[What to work on] Search the data below for the string "months". Extract every line that contains it.

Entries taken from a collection

-*-

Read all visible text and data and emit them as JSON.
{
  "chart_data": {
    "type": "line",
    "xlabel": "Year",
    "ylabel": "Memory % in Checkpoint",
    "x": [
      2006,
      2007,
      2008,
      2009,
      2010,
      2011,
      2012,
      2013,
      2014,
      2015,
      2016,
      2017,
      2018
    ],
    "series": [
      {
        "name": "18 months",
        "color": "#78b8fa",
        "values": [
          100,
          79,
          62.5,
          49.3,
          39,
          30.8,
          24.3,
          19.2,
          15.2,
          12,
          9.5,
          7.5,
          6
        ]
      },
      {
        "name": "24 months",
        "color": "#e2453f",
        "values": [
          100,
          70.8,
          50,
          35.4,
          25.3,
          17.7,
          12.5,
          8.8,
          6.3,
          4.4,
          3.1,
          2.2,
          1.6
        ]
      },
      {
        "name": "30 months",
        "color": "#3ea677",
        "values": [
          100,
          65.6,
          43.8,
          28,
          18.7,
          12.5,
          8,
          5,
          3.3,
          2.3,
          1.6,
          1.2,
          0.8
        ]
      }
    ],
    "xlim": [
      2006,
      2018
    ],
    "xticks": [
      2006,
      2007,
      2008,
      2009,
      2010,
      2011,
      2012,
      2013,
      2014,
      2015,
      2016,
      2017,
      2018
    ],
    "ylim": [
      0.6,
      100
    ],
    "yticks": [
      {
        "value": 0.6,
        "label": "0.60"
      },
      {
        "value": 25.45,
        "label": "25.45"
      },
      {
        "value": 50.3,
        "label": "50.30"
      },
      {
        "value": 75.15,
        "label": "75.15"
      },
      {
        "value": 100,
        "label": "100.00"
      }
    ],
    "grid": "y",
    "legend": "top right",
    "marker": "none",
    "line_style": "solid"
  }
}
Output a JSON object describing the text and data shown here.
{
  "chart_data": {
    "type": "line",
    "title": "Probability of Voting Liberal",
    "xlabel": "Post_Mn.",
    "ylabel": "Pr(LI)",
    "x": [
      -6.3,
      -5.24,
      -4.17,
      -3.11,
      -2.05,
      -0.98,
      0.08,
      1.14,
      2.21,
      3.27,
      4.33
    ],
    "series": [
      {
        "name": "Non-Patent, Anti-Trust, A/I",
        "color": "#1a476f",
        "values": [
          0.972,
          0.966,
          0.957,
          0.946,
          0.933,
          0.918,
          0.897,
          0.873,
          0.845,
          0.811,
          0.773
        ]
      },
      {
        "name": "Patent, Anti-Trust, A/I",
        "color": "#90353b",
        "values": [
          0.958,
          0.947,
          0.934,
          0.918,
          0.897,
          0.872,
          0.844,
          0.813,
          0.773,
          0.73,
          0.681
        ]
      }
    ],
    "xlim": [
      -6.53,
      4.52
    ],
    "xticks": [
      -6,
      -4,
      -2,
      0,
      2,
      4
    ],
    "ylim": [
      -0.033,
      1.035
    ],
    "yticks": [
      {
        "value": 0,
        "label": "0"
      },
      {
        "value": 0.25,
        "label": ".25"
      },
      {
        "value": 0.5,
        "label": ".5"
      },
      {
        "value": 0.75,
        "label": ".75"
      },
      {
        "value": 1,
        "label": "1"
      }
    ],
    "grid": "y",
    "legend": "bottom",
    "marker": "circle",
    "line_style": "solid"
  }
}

-*-

[Full solution]
        "name": "18 months",
        "name": "24 months",
        "name": "30 months",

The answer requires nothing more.